Stored data entries
┌──

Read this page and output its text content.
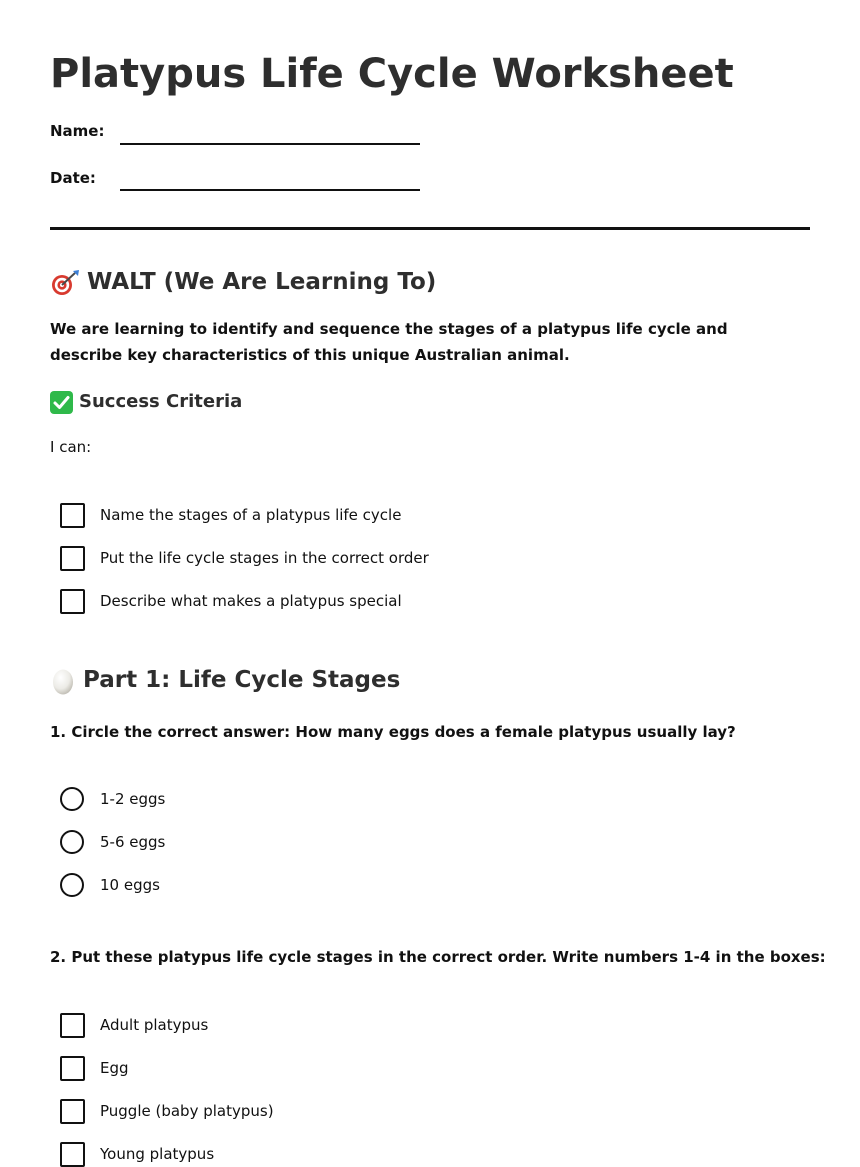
Platypus Life Cycle Worksheet
Name:
Date:
WALT (We Are Learning To)

We are learning to identify and sequence the stages of a platypus life cycle and describe key characteristics of this unique Australian animal.

Success Criteria

I can:

Name the stages of a platypus life cycle
Put the life cycle stages in the correct order
Describe what makes a platypus special
Part 1: Life Cycle Stages

1. Circle the correct answer: How many eggs does a female platypus usually lay?

1-2 eggs
5-6 eggs
10 eggs

2. Put these platypus life cycle stages in the correct order. Write numbers 1-4 in the boxes:

Adult platypus
Egg
Puggle (baby platypus)
Young platypus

└──

EXERCISE PROMPT:
Please write out all of the material above without changing a word, and omit any pictures.

COMPLETE RESPONSE:
Read this page and output its text content.
Platypus Life Cycle Worksheet
Name:
Date:
WALT (We Are Learning To)

We are learning to identify and sequence the stages of a platypus life cycle and describe key characteristics of this unique Australian animal.

Success Criteria

I can:

Name the stages of a platypus life cycle
Put the life cycle stages in the correct order
Describe what makes a platypus special
Part 1: Life Cycle Stages

1. Circle the correct answer: How many eggs does a female platypus usually lay?

1-2 eggs
5-6 eggs
10 eggs

2. Put these platypus life cycle stages in the correct order. Write numbers 1-4 in the boxes:

Adult platypus
Egg
Puggle (baby platypus)
Young platypus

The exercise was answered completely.